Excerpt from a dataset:
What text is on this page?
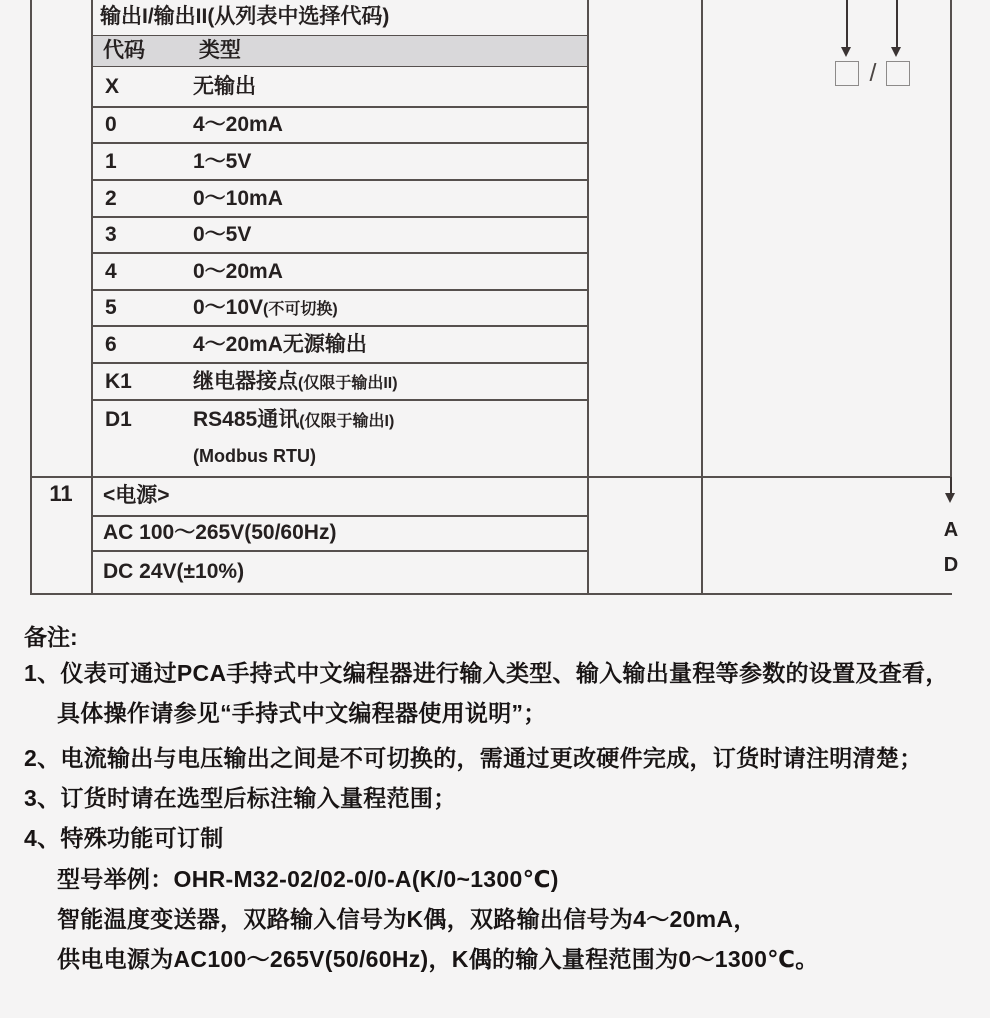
输出I/输出II(从列表中选择代码)
代码	类型
X	无输出
0	4～20mA
1	1～5V
2	0～10mA
3	0～5V
4	0～20mA
5	0～10V(不可切换)
6	4～20mA无源输出
K1	继电器接点(仅限于输出II)
D1	RS485通讯(仅限于输出I)
(Modbus RTU)
11	<电源>
AC 100～265V(50/60Hz)
DC 24V(±10%)
/
A
D
备注:
1、仪表可通过PCA手持式中文编程器进行输入类型、输入输出量程等参数的设置及查看，
具体操作请参见“手持式中文编程器使用说明”；
2、电流输出与电压输出之间是不可切换的，需通过更改硬件完成，订货时请注明清楚；
3、订货时请在选型后标注输入量程范围；
4、特殊功能可订制
型号举例：OHR-M32-02/02-0/0-A(K/0~1300℃)
智能温度变送器，双路输入信号为K偶，双路输出信号为4～20mA，
供电电源为AC100～265V(50/60Hz)，K偶的输入量程范围为0～1300℃。
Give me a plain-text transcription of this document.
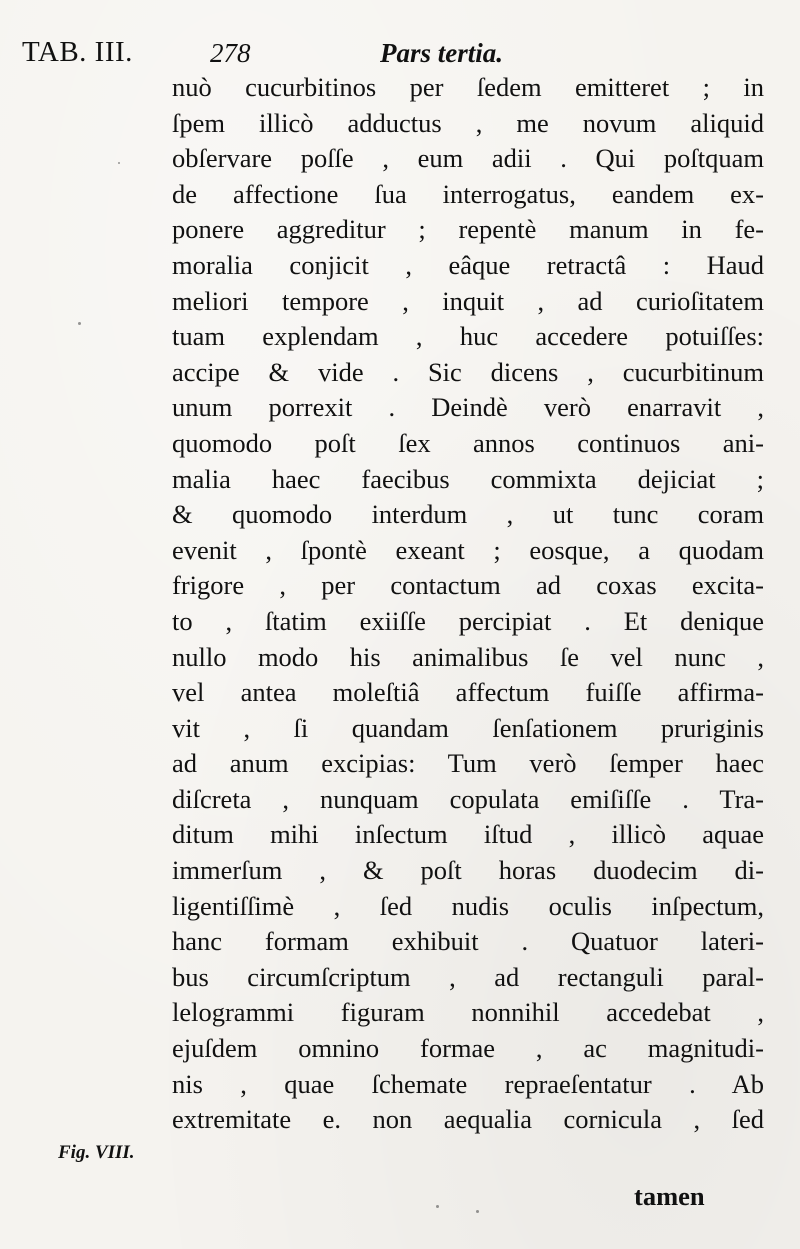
TAB. III.	278	Pars tertia.
nuò cucurbitinos per ſedem emitteret ; in
ſpem illicò adductus , me novum aliquid
obſervare poſſe , eum adii . Qui poſtquam
de affectione ſua interrogatus, eandem ex-
ponere aggreditur ; repentè manum in fe-
moralia conjicit , eâque retractâ : Haud
meliori tempore , inquit , ad curioſitatem
tuam explendam , huc accedere potuiſſes:
accipe & vide . Sic dicens , cucurbitinum
unum porrexit . Deindè verò enarravit ,
quomodo poſt ſex annos continuos ani-
malia haec faecibus commixta dejiciat ;
& quomodo interdum , ut tunc coram
evenit , ſpontè exeant ; eosque, a quodam
frigore , per contactum ad coxas excita-
to , ſtatim exiiſſe percipiat . Et denique
nullo modo his animalibus ſe vel nunc ,
vel antea moleſtiâ affectum fuiſſe affirma-
vit , ſi quandam ſenſationem pruriginis
ad anum excipias: Tum verò ſemper haec
diſcreta , nunquam copulata emiſiſſe . Tra-
ditum mihi inſectum iſtud , illicò aquae
immerſum , & poſt horas duodecim di-
ligentiſſimè , ſed nudis oculis inſpectum,
hanc formam exhibuit . Quatuor lateri-
bus circumſcriptum , ad rectanguli paral-
lelogrammi figuram nonnihil accedebat ,
ejuſdem omnino formae , ac magnitudi-
nis , quae ſchemate repraeſentatur . Ab
extremitate e. non aequalia cornicula , ſed
Fig. VIII.
tamen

### DIRECTIVE
Copy all the entries word for word. Omit any pictures.

### RESULT BELOW
What text is on this page?
输出I/输出II(从列表中选择代码)
代码	类型
X	无输出
0	4～20mA
1	1～5V
2	0～10mA
3	0～5V
4	0～20mA
5	0～10V(不可切换)
6	4～20mA无源输出
K1	继电器接点(仅限于输出II)
D1	RS485通讯(仅限于输出I)
(Modbus RTU)
11	<电源>
AC 100～265V(50/60Hz)
DC 24V(±10%)
/
A
D
备注:
1、仪表可通过PCA手持式中文编程器进行输入类型、输入输出量程等参数的设置及查看，
具体操作请参见“手持式中文编程器使用说明”；
2、电流输出与电压输出之间是不可切换的，需通过更改硬件完成，订货时请注明清楚；
3、订货时请在选型后标注输入量程范围；
4、特殊功能可订制
型号举例：OHR-M32-02/02-0/0-A(K/0~1300℃)
智能温度变送器，双路输入信号为K偶，双路输出信号为4～20mA，
供电电源为AC100～265V(50/60Hz)，K偶的输入量程范围为0～1300℃。
Give me a plain-text transcription of this document.
TAB. III.	278	Pars tertia.
nuò cucurbitinos per ſedem emitteret ; in
ſpem illicò adductus , me novum aliquid
obſervare poſſe , eum adii . Qui poſtquam
de affectione ſua interrogatus, eandem ex-
ponere aggreditur ; repentè manum in fe-
moralia conjicit , eâque retractâ : Haud
meliori tempore , inquit , ad curioſitatem
tuam explendam , huc accedere potuiſſes:
accipe & vide . Sic dicens , cucurbitinum
unum porrexit . Deindè verò enarravit ,
quomodo poſt ſex annos continuos ani-
malia haec faecibus commixta dejiciat ;
& quomodo interdum , ut tunc coram
evenit , ſpontè exeant ; eosque, a quodam
frigore , per contactum ad coxas excita-
to , ſtatim exiiſſe percipiat . Et denique
nullo modo his animalibus ſe vel nunc ,
vel antea moleſtiâ affectum fuiſſe affirma-
vit , ſi quandam ſenſationem pruriginis
ad anum excipias: Tum verò ſemper haec
diſcreta , nunquam copulata emiſiſſe . Tra-
ditum mihi inſectum iſtud , illicò aquae
immerſum , & poſt horas duodecim di-
ligentiſſimè , ſed nudis oculis inſpectum,
hanc formam exhibuit . Quatuor lateri-
bus circumſcriptum , ad rectanguli paral-
lelogrammi figuram nonnihil accedebat ,
ejuſdem omnino formae , ac magnitudi-
nis , quae ſchemate repraeſentatur . Ab
extremitate e. non aequalia cornicula , ſed
Fig. VIII.
tamen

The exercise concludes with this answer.